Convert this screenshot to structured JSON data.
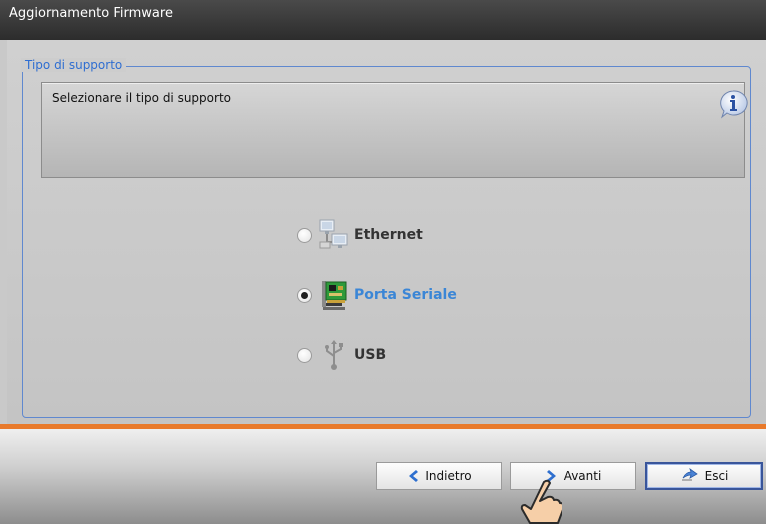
{
  "window": {
    "title": "Aggiornamento Firmware"
  },
  "group": {
    "legend": "Tipo di supporto"
  },
  "info": {
    "text": "Selezionare il tipo di supporto",
    "icon": "info-icon"
  },
  "options": [
    {
      "label": "Ethernet",
      "icon": "ethernet-network-icon",
      "selected": false
    },
    {
      "label": "Porta Seriale",
      "icon": "serial-port-card-icon",
      "selected": true
    },
    {
      "label": "USB",
      "icon": "usb-icon",
      "selected": false
    }
  ],
  "buttons": {
    "back": {
      "label": "Indietro",
      "icon": "arrow-left-icon"
    },
    "next": {
      "label": "Avanti",
      "icon": "arrow-right-icon"
    },
    "exit": {
      "label": "Esci",
      "icon": "exit-icon"
    }
  },
  "colors": {
    "accent_blue": "#2f6ed1",
    "selected_label": "#3b86d6",
    "separator": "#e87a2c",
    "titlebar": "#333333"
  }
}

= = =

### Work to complete
Omit every picture while copying the listing above exactly.

### Answer for this exercise
Convert this screenshot to structured JSON data.
{
  "window": {
    "title": "Aggiornamento Firmware"
  },
  "group": {
    "legend": "Tipo di supporto"
  },
  "info": {
    "text": "Selezionare il tipo di supporto",
    "icon": "info-icon"
  },
  "options": [
    {
      "label": "Ethernet",
      "icon": "ethernet-network-icon",
      "selected": false
    },
    {
      "label": "Porta Seriale",
      "icon": "serial-port-card-icon",
      "selected": true
    },
    {
      "label": "USB",
      "icon": "usb-icon",
      "selected": false
    }
  ],
  "buttons": {
    "back": {
      "label": "Indietro",
      "icon": "arrow-left-icon"
    },
    "next": {
      "label": "Avanti",
      "icon": "arrow-right-icon"
    },
    "exit": {
      "label": "Esci",
      "icon": "exit-icon"
    }
  },
  "colors": {
    "accent_blue": "#2f6ed1",
    "selected_label": "#3b86d6",
    "separator": "#e87a2c",
    "titlebar": "#333333"
  }
}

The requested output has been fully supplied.